_The problem:_
All of the records below need to be copied exactly.

START

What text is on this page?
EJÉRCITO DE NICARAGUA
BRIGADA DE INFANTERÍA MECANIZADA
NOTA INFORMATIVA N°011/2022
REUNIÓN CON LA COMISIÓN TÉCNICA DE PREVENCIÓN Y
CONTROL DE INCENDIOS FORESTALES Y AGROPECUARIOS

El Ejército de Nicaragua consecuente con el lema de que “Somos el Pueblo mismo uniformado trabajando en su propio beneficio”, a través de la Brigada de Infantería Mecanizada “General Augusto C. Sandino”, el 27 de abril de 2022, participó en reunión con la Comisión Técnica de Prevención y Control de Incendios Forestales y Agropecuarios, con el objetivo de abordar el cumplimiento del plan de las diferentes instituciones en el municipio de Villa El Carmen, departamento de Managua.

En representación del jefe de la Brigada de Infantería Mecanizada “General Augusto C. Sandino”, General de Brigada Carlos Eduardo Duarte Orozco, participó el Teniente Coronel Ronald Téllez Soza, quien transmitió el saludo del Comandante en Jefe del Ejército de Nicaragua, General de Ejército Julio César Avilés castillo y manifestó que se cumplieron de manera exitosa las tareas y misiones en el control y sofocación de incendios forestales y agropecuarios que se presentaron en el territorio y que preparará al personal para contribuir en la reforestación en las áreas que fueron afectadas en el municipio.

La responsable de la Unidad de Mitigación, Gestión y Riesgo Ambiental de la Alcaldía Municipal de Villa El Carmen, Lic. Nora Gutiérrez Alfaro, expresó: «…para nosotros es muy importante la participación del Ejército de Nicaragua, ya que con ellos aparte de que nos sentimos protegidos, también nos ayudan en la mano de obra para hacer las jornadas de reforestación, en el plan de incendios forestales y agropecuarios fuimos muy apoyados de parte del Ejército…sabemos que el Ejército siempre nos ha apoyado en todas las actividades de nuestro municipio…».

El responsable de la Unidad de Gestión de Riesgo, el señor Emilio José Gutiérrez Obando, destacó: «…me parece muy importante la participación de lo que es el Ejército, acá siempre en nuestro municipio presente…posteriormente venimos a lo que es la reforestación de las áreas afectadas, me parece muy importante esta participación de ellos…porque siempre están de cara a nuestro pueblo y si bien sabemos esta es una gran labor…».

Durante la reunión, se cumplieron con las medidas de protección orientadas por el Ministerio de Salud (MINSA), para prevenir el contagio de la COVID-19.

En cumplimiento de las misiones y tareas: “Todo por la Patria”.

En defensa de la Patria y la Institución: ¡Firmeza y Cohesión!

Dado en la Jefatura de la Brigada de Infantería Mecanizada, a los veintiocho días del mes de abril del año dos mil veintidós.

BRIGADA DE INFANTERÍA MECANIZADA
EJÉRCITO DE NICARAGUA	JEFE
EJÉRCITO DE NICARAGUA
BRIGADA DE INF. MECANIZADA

END

_Result for this task:_
What text is on this page?
EJÉRCITO DE NICARAGUA
BRIGADA DE INFANTERÍA MECANIZADA
NOTA INFORMATIVA N°011/2022
REUNIÓN CON LA COMISIÓN TÉCNICA DE PREVENCIÓN Y
CONTROL DE INCENDIOS FORESTALES Y AGROPECUARIOS

El Ejército de Nicaragua consecuente con el lema de que “Somos el Pueblo mismo uniformado trabajando en su propio beneficio”, a través de la Brigada de Infantería Mecanizada “General Augusto C. Sandino”, el 27 de abril de 2022, participó en reunión con la Comisión Técnica de Prevención y Control de Incendios Forestales y Agropecuarios, con el objetivo de abordar el cumplimiento del plan de las diferentes instituciones en el municipio de Villa El Carmen, departamento de Managua.

En representación del jefe de la Brigada de Infantería Mecanizada “General Augusto C. Sandino”, General de Brigada Carlos Eduardo Duarte Orozco, participó el Teniente Coronel Ronald Téllez Soza, quien transmitió el saludo del Comandante en Jefe del Ejército de Nicaragua, General de Ejército Julio César Avilés castillo y manifestó que se cumplieron de manera exitosa las tareas y misiones en el control y sofocación de incendios forestales y agropecuarios que se presentaron en el territorio y que preparará al personal para contribuir en la reforestación en las áreas que fueron afectadas en el municipio.

La responsable de la Unidad de Mitigación, Gestión y Riesgo Ambiental de la Alcaldía Municipal de Villa El Carmen, Lic. Nora Gutiérrez Alfaro, expresó: «…para nosotros es muy importante la participación del Ejército de Nicaragua, ya que con ellos aparte de que nos sentimos protegidos, también nos ayudan en la mano de obra para hacer las jornadas de reforestación, en el plan de incendios forestales y agropecuarios fuimos muy apoyados de parte del Ejército…sabemos que el Ejército siempre nos ha apoyado en todas las actividades de nuestro municipio…».

El responsable de la Unidad de Gestión de Riesgo, el señor Emilio José Gutiérrez Obando, destacó: «…me parece muy importante la participación de lo que es el Ejército, acá siempre en nuestro municipio presente…posteriormente venimos a lo que es la reforestación de las áreas afectadas, me parece muy importante esta participación de ellos…porque siempre están de cara a nuestro pueblo y si bien sabemos esta es una gran labor…».

Durante la reunión, se cumplieron con las medidas de protección orientadas por el Ministerio de Salud (MINSA), para prevenir el contagio de la COVID-19.

En cumplimiento de las misiones y tareas: “Todo por la Patria”.

En defensa de la Patria y la Institución: ¡Firmeza y Cohesión!

Dado en la Jefatura de la Brigada de Infantería Mecanizada, a los veintiocho días del mes de abril del año dos mil veintidós.

BRIGADA DE INFANTERÍA MECANIZADA
EJÉRCITO DE NICARAGUA	JEFE
EJÉRCITO DE NICARAGUA
BRIGADA DE INF. MECANIZADA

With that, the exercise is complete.